[Start]

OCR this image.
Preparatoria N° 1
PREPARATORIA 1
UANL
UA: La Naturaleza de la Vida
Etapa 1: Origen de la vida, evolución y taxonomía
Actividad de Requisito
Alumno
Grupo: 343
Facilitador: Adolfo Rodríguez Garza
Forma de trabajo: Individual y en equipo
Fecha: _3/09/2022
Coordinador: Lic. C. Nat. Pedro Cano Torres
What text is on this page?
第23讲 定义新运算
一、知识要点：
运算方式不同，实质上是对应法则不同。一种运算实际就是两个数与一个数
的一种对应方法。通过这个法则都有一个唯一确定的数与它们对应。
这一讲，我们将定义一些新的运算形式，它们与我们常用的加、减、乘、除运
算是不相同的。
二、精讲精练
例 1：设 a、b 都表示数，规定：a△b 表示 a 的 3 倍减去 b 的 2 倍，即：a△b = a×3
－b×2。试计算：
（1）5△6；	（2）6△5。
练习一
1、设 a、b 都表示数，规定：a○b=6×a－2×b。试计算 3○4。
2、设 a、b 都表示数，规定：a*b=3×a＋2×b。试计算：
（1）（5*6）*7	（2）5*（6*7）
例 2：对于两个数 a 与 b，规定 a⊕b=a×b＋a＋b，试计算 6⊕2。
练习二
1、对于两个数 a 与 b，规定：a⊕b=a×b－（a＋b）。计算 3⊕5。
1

[End]
[Start]

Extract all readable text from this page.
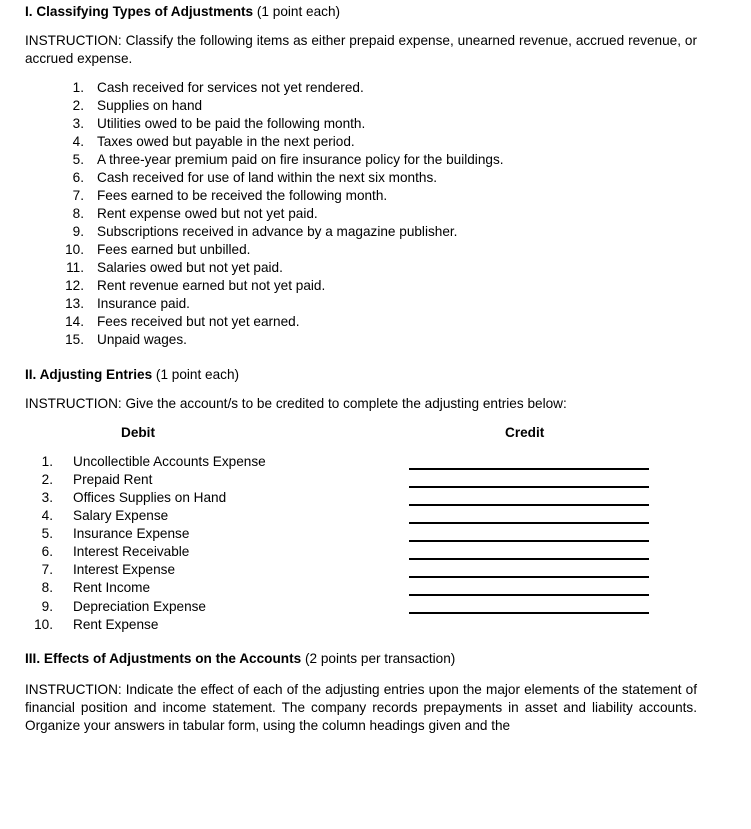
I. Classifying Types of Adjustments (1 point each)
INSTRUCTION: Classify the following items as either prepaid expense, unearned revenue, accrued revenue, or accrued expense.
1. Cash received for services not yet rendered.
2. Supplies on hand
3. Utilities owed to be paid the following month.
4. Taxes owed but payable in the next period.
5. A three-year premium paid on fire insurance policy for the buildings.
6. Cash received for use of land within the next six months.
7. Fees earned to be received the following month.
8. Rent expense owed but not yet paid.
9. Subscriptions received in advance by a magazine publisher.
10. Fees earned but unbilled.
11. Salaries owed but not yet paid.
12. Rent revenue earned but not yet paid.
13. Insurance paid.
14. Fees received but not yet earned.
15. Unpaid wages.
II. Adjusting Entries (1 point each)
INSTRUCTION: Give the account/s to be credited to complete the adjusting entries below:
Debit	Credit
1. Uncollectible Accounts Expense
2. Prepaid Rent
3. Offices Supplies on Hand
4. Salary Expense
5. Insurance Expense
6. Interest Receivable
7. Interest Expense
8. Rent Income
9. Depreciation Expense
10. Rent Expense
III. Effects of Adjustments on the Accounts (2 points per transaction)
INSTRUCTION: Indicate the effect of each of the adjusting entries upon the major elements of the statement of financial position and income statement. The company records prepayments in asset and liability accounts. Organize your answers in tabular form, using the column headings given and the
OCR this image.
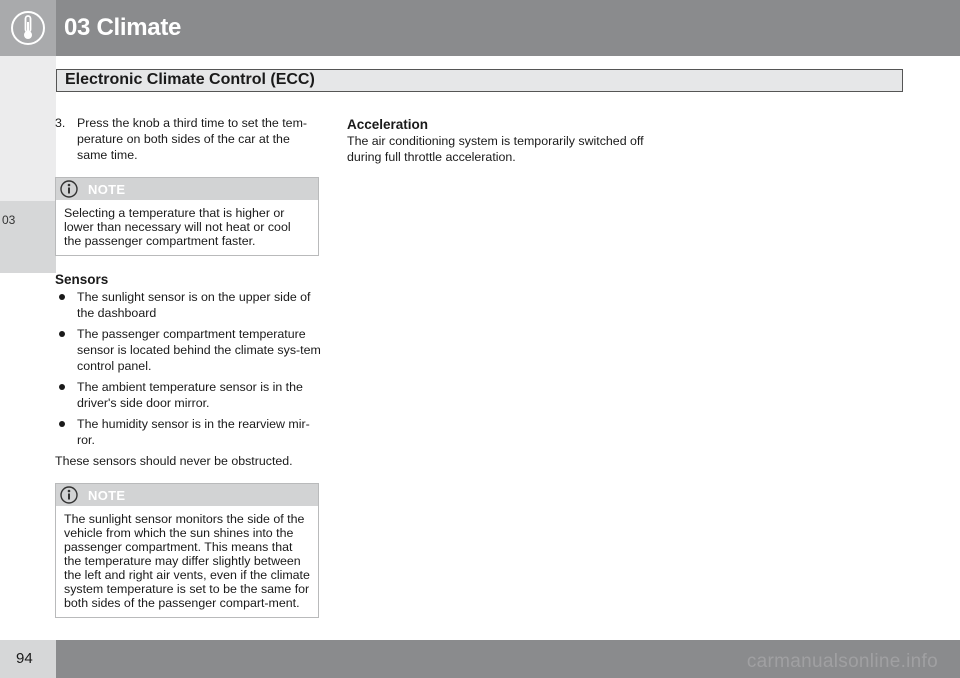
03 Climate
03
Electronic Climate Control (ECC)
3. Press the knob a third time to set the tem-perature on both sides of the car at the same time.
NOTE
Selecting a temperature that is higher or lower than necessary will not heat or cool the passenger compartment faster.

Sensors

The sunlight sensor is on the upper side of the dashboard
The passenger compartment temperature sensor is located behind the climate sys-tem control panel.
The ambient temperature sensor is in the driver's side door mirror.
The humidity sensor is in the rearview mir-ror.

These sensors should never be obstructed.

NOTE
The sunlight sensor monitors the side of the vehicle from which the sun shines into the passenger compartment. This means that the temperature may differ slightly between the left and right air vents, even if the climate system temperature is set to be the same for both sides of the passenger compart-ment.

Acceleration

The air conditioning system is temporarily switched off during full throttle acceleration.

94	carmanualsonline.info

[End]

GOAL: Only lines with the string "next" belong in your answer; copy each one.

FULL SOLUTION:
4. Taxes owed but payable in the next period.
6. Cash received for use of land within the next six months.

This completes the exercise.